# Data for the task start

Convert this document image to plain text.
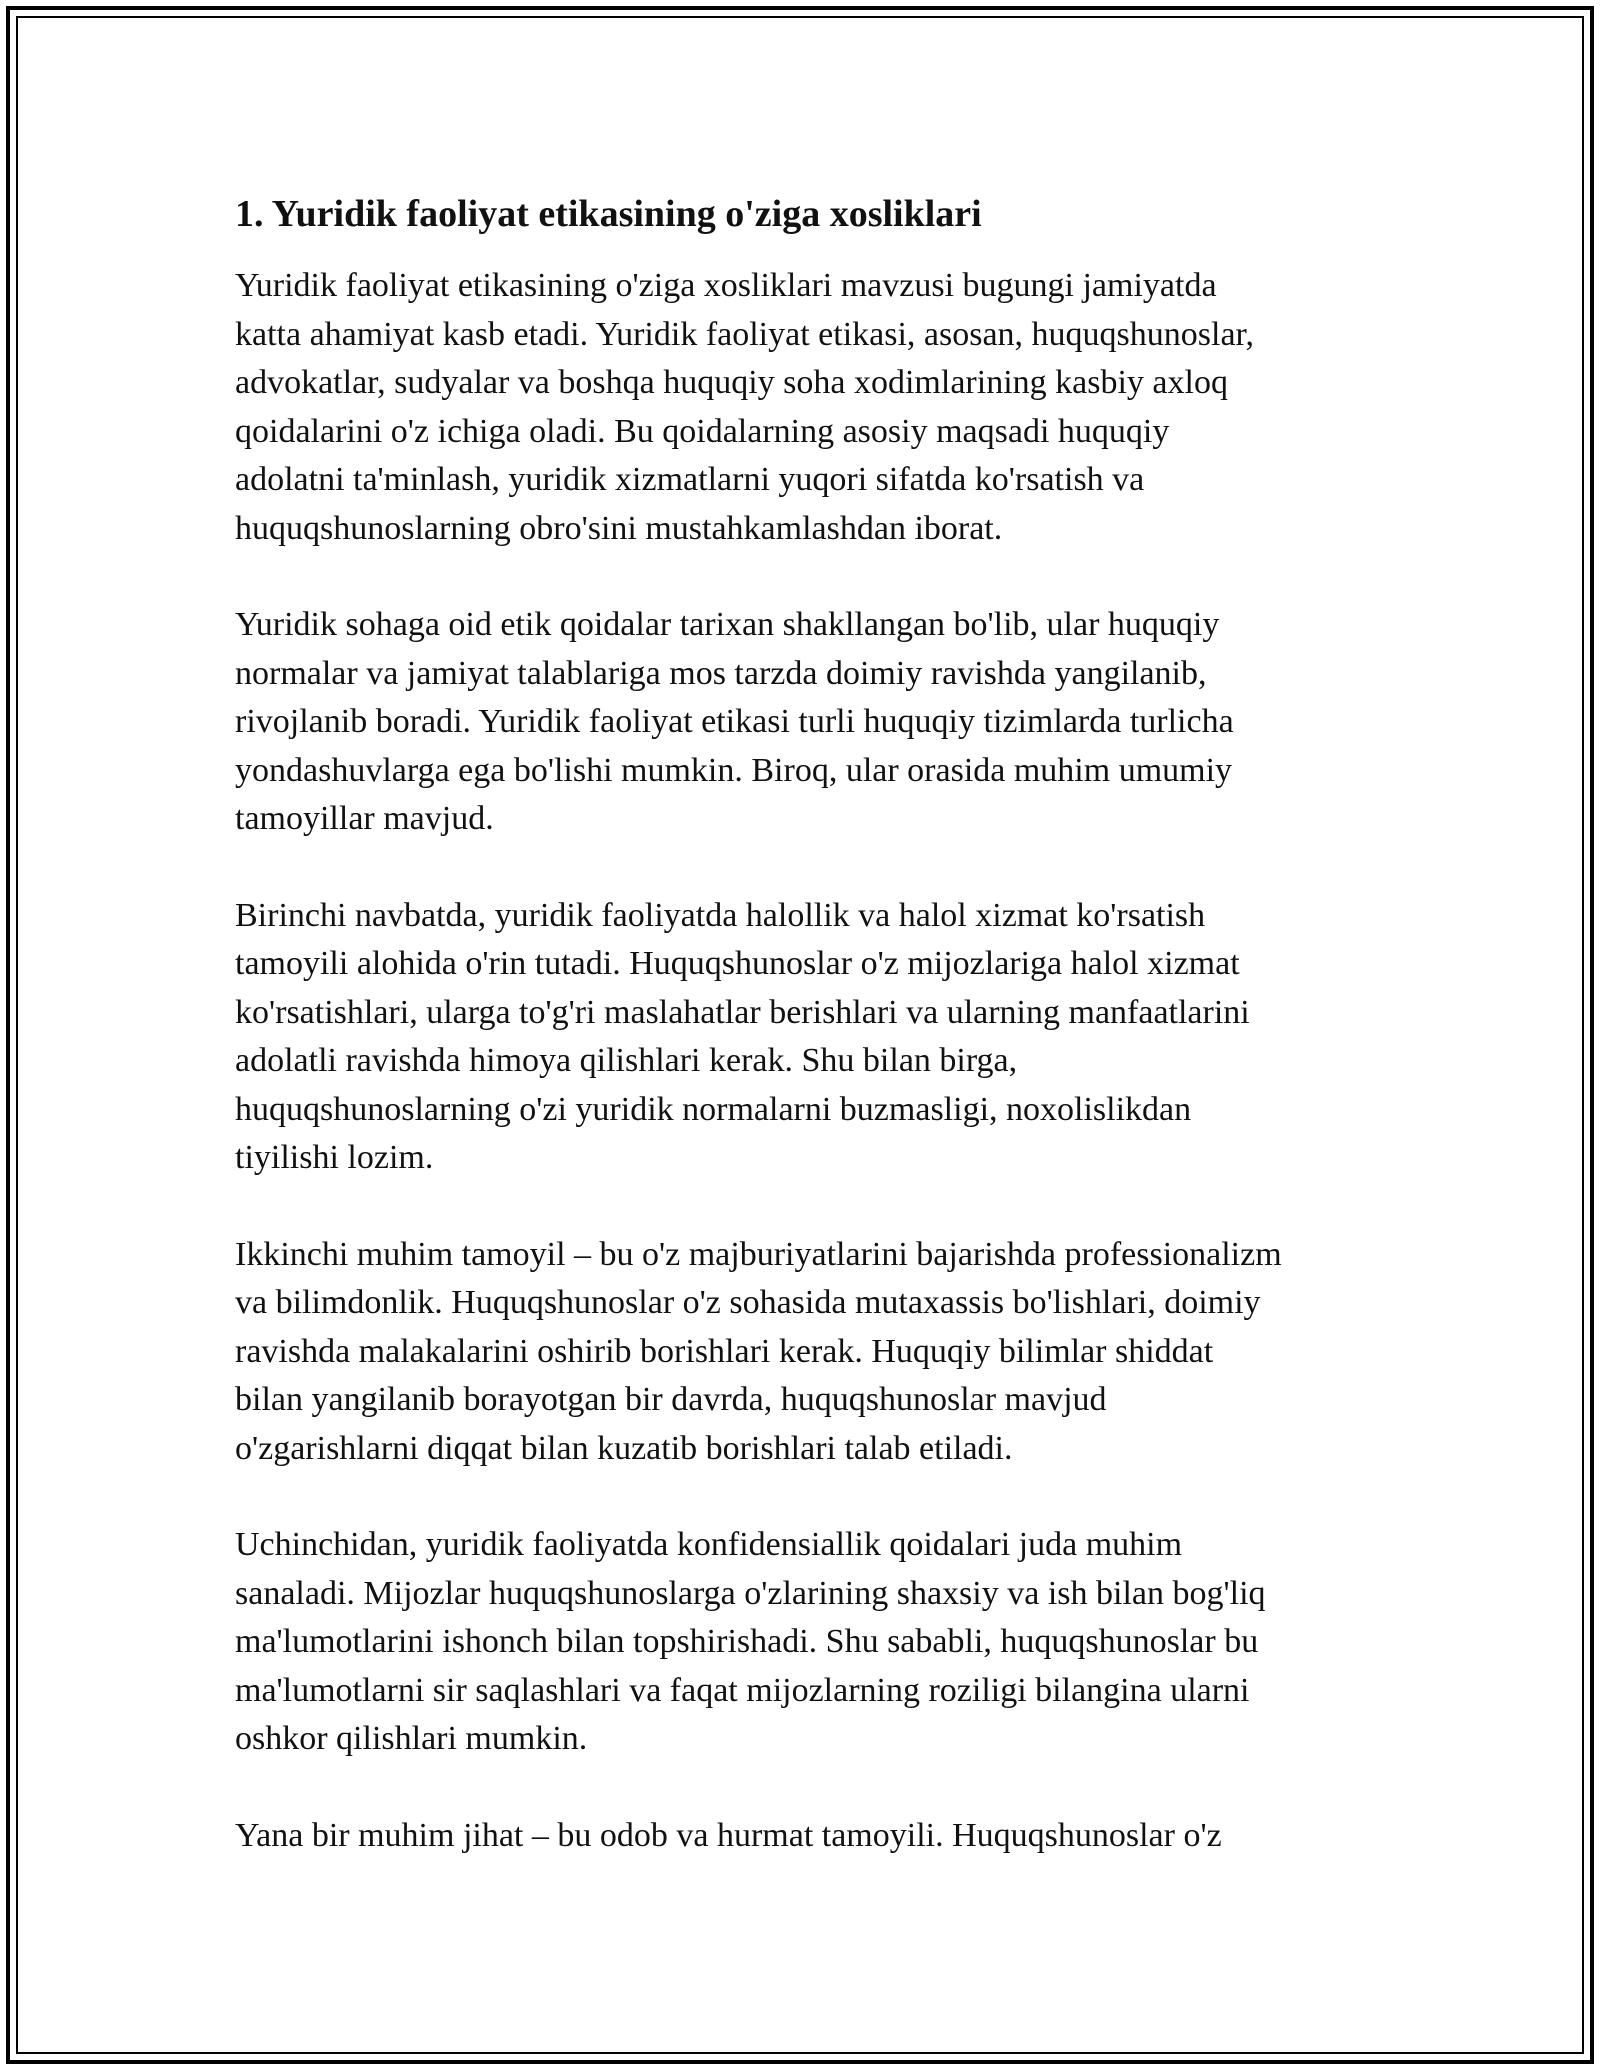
1. Yuridik faoliyat etikasining o'ziga xosliklari
Yuridik faoliyat etikasining o'ziga xosliklari mavzusi bugungi jamiyatda
katta ahamiyat kasb etadi. Yuridik faoliyat etikasi, asosan, huquqshunoslar,
advokatlar, sudyalar va boshqa huquqiy soha xodimlarining kasbiy axloq
qoidalarini o'z ichiga oladi. Bu qoidalarning asosiy maqsadi huquqiy
adolatni ta'minlash, yuridik xizmatlarni yuqori sifatda ko'rsatish va
huquqshunoslarning obro'sini mustahkamlashdan iborat.
Yuridik sohaga oid etik qoidalar tarixan shakllangan bo'lib, ular huquqiy
normalar va jamiyat talablariga mos tarzda doimiy ravishda yangilanib,
rivojlanib boradi. Yuridik faoliyat etikasi turli huquqiy tizimlarda turlicha
yondashuvlarga ega bo'lishi mumkin. Biroq, ular orasida muhim umumiy
tamoyillar mavjud.
Birinchi navbatda, yuridik faoliyatda halollik va halol xizmat ko'rsatish
tamoyili alohida o'rin tutadi. Huquqshunoslar o'z mijozlariga halol xizmat
ko'rsatishlari, ularga to'g'ri maslahatlar berishlari va ularning manfaatlarini
adolatli ravishda himoya qilishlari kerak. Shu bilan birga,
huquqshunoslarning o'zi yuridik normalarni buzmasligi, noxolislikdan
tiyilishi lozim.
Ikkinchi muhim tamoyil – bu o'z majburiyatlarini bajarishda professionalizm
va bilimdonlik. Huquqshunoslar o'z sohasida mutaxassis bo'lishlari, doimiy
ravishda malakalarini oshirib borishlari kerak. Huquqiy bilimlar shiddat
bilan yangilanib borayotgan bir davrda, huquqshunoslar mavjud
o'zgarishlarni diqqat bilan kuzatib borishlari talab etiladi.
Uchinchidan, yuridik faoliyatda konfidensiallik qoidalari juda muhim
sanaladi. Mijozlar huquqshunoslarga o'zlarining shaxsiy va ish bilan bog'liq
ma'lumotlarini ishonch bilan topshirishadi. Shu sababli, huquqshunoslar bu
ma'lumotlarni sir saqlashlari va faqat mijozlarning roziligi bilangina ularni
oshkor qilishlari mumkin.
Yana bir muhim jihat – bu odob va hurmat tamoyili. Huquqshunoslar o'z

# Data for the task end

→ What you will do: Print the complete listing exactly as it stands, without its pictures.

→ Solved problem:
Convert this document image to plain text.
1. Yuridik faoliyat etikasining o'ziga xosliklari
Yuridik faoliyat etikasining o'ziga xosliklari mavzusi bugungi jamiyatda
katta ahamiyat kasb etadi. Yuridik faoliyat etikasi, asosan, huquqshunoslar,
advokatlar, sudyalar va boshqa huquqiy soha xodimlarining kasbiy axloq
qoidalarini o'z ichiga oladi. Bu qoidalarning asosiy maqsadi huquqiy
adolatni ta'minlash, yuridik xizmatlarni yuqori sifatda ko'rsatish va
huquqshunoslarning obro'sini mustahkamlashdan iborat.
Yuridik sohaga oid etik qoidalar tarixan shakllangan bo'lib, ular huquqiy
normalar va jamiyat talablariga mos tarzda doimiy ravishda yangilanib,
rivojlanib boradi. Yuridik faoliyat etikasi turli huquqiy tizimlarda turlicha
yondashuvlarga ega bo'lishi mumkin. Biroq, ular orasida muhim umumiy
tamoyillar mavjud.
Birinchi navbatda, yuridik faoliyatda halollik va halol xizmat ko'rsatish
tamoyili alohida o'rin tutadi. Huquqshunoslar o'z mijozlariga halol xizmat
ko'rsatishlari, ularga to'g'ri maslahatlar berishlari va ularning manfaatlarini
adolatli ravishda himoya qilishlari kerak. Shu bilan birga,
huquqshunoslarning o'zi yuridik normalarni buzmasligi, noxolislikdan
tiyilishi lozim.
Ikkinchi muhim tamoyil – bu o'z majburiyatlarini bajarishda professionalizm
va bilimdonlik. Huquqshunoslar o'z sohasida mutaxassis bo'lishlari, doimiy
ravishda malakalarini oshirib borishlari kerak. Huquqiy bilimlar shiddat
bilan yangilanib borayotgan bir davrda, huquqshunoslar mavjud
o'zgarishlarni diqqat bilan kuzatib borishlari talab etiladi.
Uchinchidan, yuridik faoliyatda konfidensiallik qoidalari juda muhim
sanaladi. Mijozlar huquqshunoslarga o'zlarining shaxsiy va ish bilan bog'liq
ma'lumotlarini ishonch bilan topshirishadi. Shu sababli, huquqshunoslar bu
ma'lumotlarni sir saqlashlari va faqat mijozlarning roziligi bilangina ularni
oshkor qilishlari mumkin.
Yana bir muhim jihat – bu odob va hurmat tamoyili. Huquqshunoslar o'z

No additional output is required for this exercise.